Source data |
****************************************

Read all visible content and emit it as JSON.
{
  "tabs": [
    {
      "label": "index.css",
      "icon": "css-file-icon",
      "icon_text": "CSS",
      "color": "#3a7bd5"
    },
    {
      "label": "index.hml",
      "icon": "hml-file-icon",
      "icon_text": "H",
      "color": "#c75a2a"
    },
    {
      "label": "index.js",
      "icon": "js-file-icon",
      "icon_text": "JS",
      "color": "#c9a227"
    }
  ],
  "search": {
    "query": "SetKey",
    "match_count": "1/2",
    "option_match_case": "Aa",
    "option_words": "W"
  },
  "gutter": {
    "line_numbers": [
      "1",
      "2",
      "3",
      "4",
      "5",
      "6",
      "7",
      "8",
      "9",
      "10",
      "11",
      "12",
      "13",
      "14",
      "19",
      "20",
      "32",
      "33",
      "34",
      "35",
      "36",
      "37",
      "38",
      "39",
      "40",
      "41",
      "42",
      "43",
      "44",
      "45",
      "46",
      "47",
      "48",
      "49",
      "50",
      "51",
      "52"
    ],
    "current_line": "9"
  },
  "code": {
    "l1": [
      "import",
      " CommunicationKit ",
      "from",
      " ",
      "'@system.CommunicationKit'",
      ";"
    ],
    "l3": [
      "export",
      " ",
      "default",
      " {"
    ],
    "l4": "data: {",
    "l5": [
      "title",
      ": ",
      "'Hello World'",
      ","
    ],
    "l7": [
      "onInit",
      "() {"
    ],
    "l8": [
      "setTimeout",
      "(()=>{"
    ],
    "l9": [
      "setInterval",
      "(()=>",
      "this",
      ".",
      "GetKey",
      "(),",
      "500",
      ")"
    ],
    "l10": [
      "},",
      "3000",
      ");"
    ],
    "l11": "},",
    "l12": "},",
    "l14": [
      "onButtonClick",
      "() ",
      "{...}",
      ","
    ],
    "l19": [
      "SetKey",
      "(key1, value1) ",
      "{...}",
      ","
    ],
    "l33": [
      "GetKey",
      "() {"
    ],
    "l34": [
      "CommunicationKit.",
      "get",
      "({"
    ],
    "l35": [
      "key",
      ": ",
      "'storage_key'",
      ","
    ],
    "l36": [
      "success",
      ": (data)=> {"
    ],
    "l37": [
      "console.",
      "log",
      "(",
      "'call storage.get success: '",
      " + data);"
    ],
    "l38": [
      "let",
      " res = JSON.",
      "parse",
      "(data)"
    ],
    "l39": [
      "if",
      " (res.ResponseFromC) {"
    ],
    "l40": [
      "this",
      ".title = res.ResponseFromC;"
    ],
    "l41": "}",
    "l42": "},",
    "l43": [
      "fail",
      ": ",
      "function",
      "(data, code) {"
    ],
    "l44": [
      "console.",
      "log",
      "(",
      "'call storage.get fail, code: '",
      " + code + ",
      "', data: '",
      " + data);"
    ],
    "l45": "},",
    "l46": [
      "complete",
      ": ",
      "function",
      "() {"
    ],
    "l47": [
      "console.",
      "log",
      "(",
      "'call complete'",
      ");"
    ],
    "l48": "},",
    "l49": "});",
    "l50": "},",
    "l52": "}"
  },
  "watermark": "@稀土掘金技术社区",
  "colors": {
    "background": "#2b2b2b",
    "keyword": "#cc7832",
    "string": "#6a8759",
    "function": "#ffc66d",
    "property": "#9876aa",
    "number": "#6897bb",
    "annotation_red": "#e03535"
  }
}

****************************************

Objective |
Quote all of the entries verbatim.

Solution to this problem |
Read all visible content and emit it as JSON.
{
  "tabs": [
    {
      "label": "index.css",
      "icon": "css-file-icon",
      "icon_text": "CSS",
      "color": "#3a7bd5"
    },
    {
      "label": "index.hml",
      "icon": "hml-file-icon",
      "icon_text": "H",
      "color": "#c75a2a"
    },
    {
      "label": "index.js",
      "icon": "js-file-icon",
      "icon_text": "JS",
      "color": "#c9a227"
    }
  ],
  "search": {
    "query": "SetKey",
    "match_count": "1/2",
    "option_match_case": "Aa",
    "option_words": "W"
  },
  "gutter": {
    "line_numbers": [
      "1",
      "2",
      "3",
      "4",
      "5",
      "6",
      "7",
      "8",
      "9",
      "10",
      "11",
      "12",
      "13",
      "14",
      "19",
      "20",
      "32",
      "33",
      "34",
      "35",
      "36",
      "37",
      "38",
      "39",
      "40",
      "41",
      "42",
      "43",
      "44",
      "45",
      "46",
      "47",
      "48",
      "49",
      "50",
      "51",
      "52"
    ],
    "current_line": "9"
  },
  "code": {
    "l1": [
      "import",
      " CommunicationKit ",
      "from",
      " ",
      "'@system.CommunicationKit'",
      ";"
    ],
    "l3": [
      "export",
      " ",
      "default",
      " {"
    ],
    "l4": "data: {",
    "l5": [
      "title",
      ": ",
      "'Hello World'",
      ","
    ],
    "l7": [
      "onInit",
      "() {"
    ],
    "l8": [
      "setTimeout",
      "(()=>{"
    ],
    "l9": [
      "setInterval",
      "(()=>",
      "this",
      ".",
      "GetKey",
      "(),",
      "500",
      ")"
    ],
    "l10": [
      "},",
      "3000",
      ");"
    ],
    "l11": "},",
    "l12": "},",
    "l14": [
      "onButtonClick",
      "() ",
      "{...}",
      ","
    ],
    "l19": [
      "SetKey",
      "(key1, value1) ",
      "{...}",
      ","
    ],
    "l33": [
      "GetKey",
      "() {"
    ],
    "l34": [
      "CommunicationKit.",
      "get",
      "({"
    ],
    "l35": [
      "key",
      ": ",
      "'storage_key'",
      ","
    ],
    "l36": [
      "success",
      ": (data)=> {"
    ],
    "l37": [
      "console.",
      "log",
      "(",
      "'call storage.get success: '",
      " + data);"
    ],
    "l38": [
      "let",
      " res = JSON.",
      "parse",
      "(data)"
    ],
    "l39": [
      "if",
      " (res.ResponseFromC) {"
    ],
    "l40": [
      "this",
      ".title = res.ResponseFromC;"
    ],
    "l41": "}",
    "l42": "},",
    "l43": [
      "fail",
      ": ",
      "function",
      "(data, code) {"
    ],
    "l44": [
      "console.",
      "log",
      "(",
      "'call storage.get fail, code: '",
      " + code + ",
      "', data: '",
      " + data);"
    ],
    "l45": "},",
    "l46": [
      "complete",
      ": ",
      "function",
      "() {"
    ],
    "l47": [
      "console.",
      "log",
      "(",
      "'call complete'",
      ");"
    ],
    "l48": "},",
    "l49": "});",
    "l50": "},",
    "l52": "}"
  },
  "watermark": "@稀土掘金技术社区",
  "colors": {
    "background": "#2b2b2b",
    "keyword": "#cc7832",
    "string": "#6a8759",
    "function": "#ffc66d",
    "property": "#9876aa",
    "number": "#6897bb",
    "annotation_red": "#e03535"
  }
}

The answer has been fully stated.